Read the material below and tally how many lines hold the word "addr", giving the number and nothing else.
##### SUPPLIED MATERIAL
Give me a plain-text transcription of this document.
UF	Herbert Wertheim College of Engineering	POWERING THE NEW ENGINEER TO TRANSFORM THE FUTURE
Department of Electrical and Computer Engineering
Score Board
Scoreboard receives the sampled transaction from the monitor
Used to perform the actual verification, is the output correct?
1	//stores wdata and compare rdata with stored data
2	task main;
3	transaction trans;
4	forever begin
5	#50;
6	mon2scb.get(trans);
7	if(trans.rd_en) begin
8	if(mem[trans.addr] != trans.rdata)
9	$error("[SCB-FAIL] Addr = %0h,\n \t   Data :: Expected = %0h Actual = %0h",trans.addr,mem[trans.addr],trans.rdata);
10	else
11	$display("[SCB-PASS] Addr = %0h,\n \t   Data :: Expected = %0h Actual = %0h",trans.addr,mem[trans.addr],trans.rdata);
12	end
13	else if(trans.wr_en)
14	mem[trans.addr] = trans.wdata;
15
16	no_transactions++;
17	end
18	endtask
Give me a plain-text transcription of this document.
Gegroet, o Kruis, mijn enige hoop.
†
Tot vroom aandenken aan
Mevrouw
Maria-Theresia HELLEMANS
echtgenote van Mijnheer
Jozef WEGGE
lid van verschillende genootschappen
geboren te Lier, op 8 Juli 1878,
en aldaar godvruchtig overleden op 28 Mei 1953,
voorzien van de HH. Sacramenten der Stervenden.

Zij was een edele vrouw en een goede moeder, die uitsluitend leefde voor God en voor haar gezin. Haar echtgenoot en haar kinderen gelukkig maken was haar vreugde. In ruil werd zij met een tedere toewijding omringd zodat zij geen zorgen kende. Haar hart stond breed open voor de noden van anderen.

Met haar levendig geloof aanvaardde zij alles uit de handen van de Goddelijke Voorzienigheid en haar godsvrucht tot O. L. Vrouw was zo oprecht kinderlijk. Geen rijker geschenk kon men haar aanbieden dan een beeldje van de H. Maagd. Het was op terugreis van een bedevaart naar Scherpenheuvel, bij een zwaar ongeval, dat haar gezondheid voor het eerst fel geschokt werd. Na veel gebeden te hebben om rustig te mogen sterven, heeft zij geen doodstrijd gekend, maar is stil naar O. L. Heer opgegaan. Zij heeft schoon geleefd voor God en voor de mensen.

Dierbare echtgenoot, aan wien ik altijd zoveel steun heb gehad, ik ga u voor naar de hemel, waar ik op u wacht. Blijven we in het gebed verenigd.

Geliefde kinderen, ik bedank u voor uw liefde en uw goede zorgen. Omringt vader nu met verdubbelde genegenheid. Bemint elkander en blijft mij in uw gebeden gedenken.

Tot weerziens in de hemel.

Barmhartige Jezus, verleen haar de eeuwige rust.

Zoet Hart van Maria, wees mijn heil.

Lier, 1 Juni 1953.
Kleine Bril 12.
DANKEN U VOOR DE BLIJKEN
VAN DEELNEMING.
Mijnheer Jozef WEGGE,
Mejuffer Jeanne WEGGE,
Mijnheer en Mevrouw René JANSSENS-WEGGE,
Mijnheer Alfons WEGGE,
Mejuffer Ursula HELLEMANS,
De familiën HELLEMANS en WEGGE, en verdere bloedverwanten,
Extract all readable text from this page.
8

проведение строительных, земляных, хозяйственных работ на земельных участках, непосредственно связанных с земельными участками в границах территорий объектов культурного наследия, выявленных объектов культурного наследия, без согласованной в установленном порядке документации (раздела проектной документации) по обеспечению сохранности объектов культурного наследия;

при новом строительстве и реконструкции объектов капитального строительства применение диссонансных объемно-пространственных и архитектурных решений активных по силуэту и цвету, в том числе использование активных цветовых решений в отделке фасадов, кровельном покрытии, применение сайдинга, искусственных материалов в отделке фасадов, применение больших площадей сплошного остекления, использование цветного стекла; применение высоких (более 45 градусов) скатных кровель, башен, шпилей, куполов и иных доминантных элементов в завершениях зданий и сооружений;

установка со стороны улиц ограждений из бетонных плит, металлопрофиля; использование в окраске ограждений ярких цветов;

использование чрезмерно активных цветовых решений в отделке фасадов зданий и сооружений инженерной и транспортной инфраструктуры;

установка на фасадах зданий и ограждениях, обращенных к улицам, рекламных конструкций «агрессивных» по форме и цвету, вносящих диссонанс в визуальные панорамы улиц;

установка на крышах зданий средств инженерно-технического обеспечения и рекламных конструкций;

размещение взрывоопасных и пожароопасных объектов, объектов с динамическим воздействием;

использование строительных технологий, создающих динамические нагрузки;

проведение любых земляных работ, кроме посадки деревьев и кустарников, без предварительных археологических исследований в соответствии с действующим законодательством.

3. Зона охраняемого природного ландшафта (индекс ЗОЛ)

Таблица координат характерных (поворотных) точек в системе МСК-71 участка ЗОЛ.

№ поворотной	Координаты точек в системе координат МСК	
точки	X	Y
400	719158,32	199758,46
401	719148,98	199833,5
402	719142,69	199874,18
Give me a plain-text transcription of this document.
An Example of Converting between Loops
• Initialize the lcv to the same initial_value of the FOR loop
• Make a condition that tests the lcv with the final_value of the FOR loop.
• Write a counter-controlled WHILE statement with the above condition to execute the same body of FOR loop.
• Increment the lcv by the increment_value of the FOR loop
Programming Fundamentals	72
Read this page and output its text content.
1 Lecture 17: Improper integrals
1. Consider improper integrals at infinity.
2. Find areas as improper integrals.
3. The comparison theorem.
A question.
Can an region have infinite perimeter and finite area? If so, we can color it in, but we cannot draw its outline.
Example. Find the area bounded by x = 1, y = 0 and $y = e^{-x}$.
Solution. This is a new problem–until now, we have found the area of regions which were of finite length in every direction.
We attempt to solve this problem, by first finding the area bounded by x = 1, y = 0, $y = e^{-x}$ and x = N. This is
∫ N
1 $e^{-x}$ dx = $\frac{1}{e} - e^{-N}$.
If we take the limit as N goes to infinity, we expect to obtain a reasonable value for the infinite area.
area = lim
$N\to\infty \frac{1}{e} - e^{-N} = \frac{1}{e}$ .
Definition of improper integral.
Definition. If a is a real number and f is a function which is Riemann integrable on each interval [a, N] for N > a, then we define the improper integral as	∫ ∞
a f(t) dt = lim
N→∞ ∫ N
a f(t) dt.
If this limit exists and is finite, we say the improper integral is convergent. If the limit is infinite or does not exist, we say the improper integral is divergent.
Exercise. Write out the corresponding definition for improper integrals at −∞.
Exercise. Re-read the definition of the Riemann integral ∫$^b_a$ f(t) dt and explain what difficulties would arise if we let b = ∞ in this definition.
##########
### SOLUTION BELOW
4